Task ▸ Reproduce the part of the lines that begins with the line containing "List all visible" and ends with the line containing "spec-value: Musta maali, antrasiitinharmaa", both of those lines included.

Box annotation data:
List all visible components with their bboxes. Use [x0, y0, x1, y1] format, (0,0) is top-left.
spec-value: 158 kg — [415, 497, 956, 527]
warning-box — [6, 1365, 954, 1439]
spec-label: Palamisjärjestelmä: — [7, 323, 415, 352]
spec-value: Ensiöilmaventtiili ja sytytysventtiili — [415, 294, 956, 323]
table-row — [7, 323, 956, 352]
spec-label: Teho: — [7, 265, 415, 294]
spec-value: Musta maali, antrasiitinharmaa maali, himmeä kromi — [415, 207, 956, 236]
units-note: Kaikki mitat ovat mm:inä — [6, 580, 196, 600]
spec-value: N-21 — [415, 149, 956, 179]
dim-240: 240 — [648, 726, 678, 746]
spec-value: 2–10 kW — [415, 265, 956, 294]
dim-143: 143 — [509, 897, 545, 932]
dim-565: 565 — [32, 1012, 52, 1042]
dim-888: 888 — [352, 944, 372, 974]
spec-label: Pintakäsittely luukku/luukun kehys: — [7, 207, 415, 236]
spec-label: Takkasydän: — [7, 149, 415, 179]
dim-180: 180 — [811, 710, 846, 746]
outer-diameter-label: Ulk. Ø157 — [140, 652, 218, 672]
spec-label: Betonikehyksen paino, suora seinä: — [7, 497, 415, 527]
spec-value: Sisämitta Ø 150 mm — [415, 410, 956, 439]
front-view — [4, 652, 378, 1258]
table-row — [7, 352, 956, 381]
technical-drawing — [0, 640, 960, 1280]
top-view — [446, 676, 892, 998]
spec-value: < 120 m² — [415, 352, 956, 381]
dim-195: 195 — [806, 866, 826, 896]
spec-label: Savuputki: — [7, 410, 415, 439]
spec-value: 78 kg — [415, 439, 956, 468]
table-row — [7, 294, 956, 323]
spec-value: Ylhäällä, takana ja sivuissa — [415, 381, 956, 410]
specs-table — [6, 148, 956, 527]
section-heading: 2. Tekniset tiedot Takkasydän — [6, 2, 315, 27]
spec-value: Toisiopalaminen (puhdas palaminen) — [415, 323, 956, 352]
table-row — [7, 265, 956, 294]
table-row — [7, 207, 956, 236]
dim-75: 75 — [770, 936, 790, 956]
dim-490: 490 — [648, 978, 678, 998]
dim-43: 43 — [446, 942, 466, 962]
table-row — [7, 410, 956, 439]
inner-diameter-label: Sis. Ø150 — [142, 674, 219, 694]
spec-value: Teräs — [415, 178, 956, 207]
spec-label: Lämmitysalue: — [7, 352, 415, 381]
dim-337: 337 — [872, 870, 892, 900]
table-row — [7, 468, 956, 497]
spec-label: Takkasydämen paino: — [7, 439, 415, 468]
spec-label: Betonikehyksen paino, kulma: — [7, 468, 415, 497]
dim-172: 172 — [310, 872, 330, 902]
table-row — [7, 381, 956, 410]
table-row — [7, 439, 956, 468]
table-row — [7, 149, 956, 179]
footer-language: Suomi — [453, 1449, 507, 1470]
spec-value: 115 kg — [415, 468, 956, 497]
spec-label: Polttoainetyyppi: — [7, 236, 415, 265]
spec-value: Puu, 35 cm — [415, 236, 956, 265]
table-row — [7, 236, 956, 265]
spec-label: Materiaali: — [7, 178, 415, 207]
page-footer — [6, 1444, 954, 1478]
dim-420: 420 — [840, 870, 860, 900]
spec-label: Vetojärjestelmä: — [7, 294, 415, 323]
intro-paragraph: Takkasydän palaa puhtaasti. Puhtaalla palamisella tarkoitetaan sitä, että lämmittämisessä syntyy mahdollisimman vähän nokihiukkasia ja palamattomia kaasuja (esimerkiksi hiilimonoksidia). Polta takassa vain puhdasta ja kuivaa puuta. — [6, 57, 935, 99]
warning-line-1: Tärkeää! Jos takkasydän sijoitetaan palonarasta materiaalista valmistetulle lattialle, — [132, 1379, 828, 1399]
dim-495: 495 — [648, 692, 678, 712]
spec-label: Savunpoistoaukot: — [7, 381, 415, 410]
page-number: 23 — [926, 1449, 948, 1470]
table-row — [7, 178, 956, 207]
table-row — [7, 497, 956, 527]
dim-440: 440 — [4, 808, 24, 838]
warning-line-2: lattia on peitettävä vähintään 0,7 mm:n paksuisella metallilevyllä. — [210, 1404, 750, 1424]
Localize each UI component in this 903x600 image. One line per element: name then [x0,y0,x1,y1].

...

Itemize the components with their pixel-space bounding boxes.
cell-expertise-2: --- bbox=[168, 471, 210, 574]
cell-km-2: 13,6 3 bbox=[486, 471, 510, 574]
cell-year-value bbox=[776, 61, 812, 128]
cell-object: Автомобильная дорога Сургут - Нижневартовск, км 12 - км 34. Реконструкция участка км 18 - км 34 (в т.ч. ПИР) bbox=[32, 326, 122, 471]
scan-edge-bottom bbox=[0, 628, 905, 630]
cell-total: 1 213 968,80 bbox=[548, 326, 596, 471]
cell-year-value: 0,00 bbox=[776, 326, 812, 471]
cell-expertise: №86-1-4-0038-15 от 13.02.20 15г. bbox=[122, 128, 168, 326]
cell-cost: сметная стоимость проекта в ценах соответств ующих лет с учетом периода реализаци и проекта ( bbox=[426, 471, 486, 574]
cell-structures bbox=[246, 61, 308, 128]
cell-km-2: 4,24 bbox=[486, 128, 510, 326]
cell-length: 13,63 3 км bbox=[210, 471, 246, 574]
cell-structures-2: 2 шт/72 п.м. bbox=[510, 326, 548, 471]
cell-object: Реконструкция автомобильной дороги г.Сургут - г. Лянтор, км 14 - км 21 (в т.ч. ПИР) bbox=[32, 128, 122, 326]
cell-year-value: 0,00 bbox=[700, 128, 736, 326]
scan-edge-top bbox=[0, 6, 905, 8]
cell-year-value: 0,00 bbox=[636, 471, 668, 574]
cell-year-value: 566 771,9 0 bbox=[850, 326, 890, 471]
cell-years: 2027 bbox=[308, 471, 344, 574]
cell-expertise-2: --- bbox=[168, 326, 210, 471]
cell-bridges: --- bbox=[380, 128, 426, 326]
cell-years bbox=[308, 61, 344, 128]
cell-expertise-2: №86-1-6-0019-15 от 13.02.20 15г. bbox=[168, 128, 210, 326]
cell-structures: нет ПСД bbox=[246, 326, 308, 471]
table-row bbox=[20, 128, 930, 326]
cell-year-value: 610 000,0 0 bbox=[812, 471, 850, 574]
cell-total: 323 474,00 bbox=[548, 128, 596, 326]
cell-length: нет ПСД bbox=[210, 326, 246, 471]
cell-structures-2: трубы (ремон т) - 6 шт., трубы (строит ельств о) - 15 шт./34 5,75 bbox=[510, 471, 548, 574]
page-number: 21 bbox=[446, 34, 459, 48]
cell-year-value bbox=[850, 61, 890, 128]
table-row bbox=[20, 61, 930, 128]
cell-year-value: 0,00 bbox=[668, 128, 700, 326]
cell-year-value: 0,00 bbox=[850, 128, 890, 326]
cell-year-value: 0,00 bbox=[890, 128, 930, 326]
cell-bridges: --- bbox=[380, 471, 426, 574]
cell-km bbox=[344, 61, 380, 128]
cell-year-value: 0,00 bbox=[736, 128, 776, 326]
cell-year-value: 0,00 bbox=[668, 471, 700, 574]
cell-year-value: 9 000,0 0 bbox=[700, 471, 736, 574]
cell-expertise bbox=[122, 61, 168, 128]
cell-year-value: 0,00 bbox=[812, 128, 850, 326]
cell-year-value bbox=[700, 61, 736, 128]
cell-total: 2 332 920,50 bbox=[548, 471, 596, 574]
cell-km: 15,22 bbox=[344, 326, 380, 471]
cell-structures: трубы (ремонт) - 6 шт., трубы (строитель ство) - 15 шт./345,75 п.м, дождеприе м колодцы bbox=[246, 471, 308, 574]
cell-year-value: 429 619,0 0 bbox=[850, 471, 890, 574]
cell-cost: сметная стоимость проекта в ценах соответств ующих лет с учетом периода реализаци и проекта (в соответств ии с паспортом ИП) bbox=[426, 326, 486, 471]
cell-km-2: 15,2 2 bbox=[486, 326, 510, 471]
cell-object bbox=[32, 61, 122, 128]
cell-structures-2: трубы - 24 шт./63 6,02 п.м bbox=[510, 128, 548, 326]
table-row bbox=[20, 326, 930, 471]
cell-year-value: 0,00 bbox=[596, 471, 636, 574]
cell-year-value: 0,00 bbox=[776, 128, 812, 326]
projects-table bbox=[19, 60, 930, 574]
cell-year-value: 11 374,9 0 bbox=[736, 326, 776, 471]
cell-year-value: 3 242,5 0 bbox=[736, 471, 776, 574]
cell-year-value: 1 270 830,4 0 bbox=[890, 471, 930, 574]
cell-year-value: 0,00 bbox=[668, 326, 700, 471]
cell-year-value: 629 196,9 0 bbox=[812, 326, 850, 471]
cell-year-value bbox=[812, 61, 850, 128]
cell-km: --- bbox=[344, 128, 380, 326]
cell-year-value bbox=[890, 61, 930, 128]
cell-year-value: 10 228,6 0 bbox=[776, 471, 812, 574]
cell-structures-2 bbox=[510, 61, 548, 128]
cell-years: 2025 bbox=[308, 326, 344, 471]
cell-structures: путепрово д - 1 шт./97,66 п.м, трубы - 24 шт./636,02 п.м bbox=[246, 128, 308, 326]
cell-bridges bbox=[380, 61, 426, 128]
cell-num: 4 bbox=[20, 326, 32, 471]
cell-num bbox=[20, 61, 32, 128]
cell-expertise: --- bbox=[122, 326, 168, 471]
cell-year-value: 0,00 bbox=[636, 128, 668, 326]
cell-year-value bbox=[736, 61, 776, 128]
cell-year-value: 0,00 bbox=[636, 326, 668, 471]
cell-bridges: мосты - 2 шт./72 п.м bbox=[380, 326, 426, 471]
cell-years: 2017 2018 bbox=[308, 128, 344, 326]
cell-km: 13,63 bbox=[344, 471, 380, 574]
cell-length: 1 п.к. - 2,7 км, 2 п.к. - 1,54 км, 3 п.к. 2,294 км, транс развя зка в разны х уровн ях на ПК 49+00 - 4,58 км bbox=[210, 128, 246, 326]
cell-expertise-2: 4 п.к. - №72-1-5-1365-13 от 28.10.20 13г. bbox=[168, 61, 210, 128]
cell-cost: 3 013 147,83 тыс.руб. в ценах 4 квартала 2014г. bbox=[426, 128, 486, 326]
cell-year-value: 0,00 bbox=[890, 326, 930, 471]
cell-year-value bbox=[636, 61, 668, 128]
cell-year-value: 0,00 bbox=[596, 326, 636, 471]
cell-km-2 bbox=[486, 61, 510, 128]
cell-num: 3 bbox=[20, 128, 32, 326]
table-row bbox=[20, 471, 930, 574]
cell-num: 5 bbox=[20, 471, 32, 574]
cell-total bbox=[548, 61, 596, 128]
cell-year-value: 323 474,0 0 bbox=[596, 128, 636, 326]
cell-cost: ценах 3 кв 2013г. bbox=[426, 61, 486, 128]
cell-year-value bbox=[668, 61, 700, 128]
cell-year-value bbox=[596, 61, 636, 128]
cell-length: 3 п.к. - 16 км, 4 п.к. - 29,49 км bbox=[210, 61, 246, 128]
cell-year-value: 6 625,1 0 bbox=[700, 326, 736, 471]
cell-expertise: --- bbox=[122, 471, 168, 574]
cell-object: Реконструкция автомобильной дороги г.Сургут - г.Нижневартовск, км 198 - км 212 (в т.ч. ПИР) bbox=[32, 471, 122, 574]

Output below ▸
List all visible components with their bboxes. Use [x0, y0, x1, y1] format, (0,0) is top-left.
spec-value: 158 kg — [415, 497, 956, 527]
warning-box — [6, 1365, 954, 1439]
spec-label: Palamisjärjestelmä: — [7, 323, 415, 352]
spec-value: Ensiöilmaventtiili ja sytytysventtiili — [415, 294, 956, 323]
table-row — [7, 323, 956, 352]
spec-label: Teho: — [7, 265, 415, 294]
spec-value: Musta maali, antrasiitinharmaa maali, himmeä kromi — [415, 207, 956, 236]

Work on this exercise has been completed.